* Given data
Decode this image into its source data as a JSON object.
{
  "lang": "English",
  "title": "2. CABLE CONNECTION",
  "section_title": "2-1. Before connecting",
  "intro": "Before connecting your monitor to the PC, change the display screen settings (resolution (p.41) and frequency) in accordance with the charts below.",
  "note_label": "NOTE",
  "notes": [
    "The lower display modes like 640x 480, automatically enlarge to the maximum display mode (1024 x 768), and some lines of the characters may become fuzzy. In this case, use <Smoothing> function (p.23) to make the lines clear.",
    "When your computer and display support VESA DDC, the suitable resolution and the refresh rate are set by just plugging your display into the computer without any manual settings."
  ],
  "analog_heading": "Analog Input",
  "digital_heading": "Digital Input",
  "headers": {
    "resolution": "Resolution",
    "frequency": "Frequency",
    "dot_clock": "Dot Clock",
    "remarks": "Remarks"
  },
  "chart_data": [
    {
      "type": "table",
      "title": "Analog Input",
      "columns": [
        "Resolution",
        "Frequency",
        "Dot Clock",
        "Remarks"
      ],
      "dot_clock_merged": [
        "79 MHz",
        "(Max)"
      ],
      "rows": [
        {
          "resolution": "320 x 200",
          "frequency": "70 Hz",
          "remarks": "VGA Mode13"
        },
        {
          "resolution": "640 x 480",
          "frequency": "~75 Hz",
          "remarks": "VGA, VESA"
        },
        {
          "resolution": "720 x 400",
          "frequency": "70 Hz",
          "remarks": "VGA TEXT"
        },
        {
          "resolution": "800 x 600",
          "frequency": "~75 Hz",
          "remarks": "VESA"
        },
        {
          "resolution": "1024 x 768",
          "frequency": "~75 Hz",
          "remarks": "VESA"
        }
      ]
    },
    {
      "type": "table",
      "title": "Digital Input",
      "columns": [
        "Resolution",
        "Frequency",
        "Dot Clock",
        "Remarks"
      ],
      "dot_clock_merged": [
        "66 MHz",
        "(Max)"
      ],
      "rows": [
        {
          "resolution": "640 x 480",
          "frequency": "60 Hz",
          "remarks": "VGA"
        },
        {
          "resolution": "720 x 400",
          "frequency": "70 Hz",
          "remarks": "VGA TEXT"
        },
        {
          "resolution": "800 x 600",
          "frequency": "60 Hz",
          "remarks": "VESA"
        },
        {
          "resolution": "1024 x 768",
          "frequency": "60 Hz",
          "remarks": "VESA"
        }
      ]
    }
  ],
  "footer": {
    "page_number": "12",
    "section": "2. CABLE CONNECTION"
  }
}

---

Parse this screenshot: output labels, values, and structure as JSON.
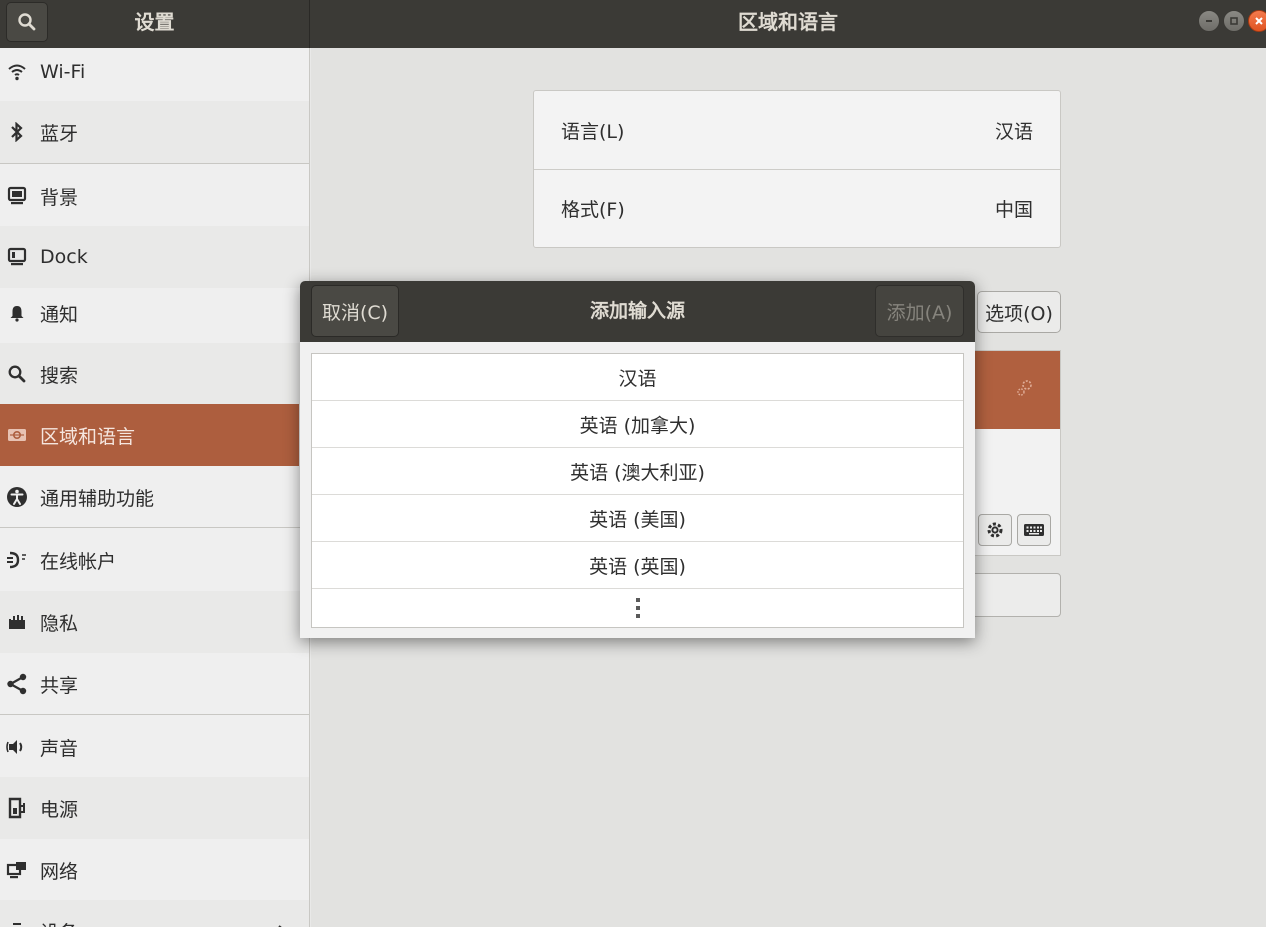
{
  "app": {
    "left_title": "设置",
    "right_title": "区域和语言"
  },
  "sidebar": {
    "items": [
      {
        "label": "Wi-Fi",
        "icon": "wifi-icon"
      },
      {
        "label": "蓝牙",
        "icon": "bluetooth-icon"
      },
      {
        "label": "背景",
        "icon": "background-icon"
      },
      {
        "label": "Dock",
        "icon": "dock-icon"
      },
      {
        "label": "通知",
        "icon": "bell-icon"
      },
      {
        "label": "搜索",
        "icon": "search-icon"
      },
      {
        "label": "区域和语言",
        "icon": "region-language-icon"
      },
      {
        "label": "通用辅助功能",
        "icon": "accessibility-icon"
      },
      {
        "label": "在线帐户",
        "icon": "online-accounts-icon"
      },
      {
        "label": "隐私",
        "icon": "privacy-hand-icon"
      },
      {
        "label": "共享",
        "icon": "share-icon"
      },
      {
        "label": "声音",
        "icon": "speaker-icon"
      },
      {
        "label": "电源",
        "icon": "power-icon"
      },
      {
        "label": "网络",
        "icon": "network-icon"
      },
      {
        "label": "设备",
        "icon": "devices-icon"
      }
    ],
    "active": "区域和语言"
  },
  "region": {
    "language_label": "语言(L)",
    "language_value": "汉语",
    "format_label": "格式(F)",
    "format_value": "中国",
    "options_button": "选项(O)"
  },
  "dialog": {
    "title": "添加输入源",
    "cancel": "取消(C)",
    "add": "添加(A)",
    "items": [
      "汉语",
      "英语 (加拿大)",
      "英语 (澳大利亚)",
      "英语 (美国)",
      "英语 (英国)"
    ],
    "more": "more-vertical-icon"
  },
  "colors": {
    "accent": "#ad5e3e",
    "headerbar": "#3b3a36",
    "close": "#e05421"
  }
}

* Given exercise
Search the data for the word "CABLE" and copy each line where it appears.

* Result
  "title": "2. CABLE CONNECTION",
    "section": "2. CABLE CONNECTION"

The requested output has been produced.